# What you should do
Return each line that holds the word "solid".

Items from a data source

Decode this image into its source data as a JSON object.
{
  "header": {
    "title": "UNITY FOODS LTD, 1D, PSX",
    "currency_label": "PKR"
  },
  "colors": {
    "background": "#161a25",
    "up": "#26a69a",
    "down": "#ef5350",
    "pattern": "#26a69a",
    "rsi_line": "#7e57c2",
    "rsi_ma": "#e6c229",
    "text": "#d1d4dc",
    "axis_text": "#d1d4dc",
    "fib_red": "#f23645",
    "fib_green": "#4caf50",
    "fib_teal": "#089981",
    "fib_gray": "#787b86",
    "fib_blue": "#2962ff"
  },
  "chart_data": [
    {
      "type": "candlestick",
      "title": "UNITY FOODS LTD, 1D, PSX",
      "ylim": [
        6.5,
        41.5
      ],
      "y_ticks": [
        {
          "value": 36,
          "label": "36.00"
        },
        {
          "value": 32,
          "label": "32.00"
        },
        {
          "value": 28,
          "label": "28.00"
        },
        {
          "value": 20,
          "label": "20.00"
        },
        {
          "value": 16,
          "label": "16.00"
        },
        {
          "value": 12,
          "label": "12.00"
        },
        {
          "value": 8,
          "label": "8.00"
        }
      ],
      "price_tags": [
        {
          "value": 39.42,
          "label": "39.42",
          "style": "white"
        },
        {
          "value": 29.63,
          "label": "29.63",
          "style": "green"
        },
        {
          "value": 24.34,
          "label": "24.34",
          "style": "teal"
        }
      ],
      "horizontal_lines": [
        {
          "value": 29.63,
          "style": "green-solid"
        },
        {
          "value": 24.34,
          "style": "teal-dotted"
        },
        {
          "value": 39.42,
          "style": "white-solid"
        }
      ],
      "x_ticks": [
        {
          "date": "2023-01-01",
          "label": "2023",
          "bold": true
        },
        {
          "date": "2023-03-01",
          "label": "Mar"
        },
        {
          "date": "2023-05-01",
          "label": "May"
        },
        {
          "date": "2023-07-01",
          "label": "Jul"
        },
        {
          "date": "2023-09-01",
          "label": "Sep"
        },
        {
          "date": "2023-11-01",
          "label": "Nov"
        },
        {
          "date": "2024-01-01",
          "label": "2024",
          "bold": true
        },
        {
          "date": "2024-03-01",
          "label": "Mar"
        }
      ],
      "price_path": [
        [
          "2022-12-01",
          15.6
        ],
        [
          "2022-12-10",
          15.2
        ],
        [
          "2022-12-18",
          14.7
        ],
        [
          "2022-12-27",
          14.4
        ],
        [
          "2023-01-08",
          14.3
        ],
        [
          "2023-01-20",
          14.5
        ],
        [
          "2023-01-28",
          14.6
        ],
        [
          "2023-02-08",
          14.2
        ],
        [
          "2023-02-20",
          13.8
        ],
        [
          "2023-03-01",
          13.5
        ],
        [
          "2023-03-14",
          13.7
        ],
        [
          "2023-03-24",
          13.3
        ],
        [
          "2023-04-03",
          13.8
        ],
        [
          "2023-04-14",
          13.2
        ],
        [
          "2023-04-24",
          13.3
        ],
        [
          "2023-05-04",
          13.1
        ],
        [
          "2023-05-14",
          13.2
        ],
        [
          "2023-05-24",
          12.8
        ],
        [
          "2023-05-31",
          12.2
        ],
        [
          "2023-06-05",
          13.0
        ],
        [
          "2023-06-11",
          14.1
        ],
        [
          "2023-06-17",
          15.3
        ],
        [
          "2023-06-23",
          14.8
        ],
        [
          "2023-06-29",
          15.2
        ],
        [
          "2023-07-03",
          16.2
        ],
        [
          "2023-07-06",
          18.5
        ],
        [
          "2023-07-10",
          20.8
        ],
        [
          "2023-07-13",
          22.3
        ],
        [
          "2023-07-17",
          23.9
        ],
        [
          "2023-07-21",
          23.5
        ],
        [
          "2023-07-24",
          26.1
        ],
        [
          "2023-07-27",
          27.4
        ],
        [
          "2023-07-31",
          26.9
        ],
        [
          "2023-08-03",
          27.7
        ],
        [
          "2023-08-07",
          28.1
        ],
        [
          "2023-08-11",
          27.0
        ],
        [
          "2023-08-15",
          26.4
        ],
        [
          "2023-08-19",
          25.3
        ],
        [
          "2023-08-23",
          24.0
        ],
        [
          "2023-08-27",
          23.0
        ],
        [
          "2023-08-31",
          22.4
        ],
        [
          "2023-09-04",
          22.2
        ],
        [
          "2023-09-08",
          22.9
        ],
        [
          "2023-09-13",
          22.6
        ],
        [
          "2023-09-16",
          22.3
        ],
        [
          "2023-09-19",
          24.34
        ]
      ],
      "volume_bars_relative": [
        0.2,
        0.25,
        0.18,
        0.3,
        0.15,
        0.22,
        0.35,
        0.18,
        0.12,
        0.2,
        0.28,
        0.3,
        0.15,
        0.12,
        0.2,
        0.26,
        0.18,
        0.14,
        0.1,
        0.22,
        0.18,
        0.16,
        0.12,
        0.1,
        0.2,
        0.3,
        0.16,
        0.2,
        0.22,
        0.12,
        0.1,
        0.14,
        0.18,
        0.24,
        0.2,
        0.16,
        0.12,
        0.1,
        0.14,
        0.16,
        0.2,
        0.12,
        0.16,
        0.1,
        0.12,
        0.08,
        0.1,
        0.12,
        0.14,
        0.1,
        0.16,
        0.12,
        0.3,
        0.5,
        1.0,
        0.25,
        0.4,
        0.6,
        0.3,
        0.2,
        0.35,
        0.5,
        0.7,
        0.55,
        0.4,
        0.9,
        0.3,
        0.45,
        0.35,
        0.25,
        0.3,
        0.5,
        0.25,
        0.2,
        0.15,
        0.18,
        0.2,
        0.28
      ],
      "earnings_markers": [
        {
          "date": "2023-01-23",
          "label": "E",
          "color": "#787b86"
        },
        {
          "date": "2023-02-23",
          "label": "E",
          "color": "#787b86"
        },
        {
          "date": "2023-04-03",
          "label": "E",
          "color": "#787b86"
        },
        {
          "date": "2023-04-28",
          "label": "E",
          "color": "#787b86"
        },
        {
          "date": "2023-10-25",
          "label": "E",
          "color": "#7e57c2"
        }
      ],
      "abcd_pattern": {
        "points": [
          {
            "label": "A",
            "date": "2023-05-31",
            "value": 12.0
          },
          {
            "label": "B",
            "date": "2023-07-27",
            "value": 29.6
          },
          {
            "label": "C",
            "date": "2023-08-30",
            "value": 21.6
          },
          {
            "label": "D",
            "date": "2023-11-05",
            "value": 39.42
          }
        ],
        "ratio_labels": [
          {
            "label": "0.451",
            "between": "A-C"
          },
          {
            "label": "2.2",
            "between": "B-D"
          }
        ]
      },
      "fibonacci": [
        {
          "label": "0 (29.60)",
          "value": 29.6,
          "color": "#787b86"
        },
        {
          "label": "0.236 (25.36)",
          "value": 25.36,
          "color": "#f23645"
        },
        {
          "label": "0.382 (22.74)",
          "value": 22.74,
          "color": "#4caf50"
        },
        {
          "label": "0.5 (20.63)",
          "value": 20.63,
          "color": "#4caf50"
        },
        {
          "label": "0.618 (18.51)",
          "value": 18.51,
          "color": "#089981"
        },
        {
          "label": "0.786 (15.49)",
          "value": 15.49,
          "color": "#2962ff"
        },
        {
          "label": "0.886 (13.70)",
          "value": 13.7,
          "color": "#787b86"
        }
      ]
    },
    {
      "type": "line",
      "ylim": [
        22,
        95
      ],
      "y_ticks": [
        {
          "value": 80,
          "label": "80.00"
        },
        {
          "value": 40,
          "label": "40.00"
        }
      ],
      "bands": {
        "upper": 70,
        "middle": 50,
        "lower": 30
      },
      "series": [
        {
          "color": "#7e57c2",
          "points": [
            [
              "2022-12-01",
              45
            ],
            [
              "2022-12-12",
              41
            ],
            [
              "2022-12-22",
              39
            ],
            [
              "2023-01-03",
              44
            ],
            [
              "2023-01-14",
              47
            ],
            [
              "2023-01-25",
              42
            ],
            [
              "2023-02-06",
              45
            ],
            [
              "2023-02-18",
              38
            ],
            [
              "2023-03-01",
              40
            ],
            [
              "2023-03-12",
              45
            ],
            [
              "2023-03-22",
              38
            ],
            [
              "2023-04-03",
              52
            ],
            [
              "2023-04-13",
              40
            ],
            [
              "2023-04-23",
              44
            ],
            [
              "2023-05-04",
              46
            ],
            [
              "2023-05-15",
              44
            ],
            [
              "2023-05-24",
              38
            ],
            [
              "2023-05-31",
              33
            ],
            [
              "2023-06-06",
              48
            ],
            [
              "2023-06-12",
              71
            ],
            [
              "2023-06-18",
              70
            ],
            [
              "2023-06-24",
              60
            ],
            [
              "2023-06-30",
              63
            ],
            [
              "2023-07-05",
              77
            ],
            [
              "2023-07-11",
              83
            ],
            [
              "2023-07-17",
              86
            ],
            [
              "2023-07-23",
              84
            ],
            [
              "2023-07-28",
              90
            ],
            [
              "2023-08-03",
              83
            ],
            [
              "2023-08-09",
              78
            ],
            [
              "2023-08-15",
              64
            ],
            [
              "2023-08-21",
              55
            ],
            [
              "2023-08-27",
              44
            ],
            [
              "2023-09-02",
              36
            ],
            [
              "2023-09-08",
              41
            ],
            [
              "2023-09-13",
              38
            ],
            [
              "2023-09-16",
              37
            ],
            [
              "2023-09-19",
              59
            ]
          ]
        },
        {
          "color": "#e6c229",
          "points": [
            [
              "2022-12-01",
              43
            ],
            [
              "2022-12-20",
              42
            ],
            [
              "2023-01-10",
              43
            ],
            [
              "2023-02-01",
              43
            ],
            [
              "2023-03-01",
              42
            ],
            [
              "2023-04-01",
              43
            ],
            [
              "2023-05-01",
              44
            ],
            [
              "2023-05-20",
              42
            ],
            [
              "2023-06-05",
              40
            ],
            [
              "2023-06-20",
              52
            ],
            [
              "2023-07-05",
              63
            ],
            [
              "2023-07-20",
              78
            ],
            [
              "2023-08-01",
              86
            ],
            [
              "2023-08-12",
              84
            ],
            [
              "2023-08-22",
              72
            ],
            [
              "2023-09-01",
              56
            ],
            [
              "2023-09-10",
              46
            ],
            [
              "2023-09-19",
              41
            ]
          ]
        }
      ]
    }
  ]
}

# Result
          "style": "green-solid"
          "style": "white-solid"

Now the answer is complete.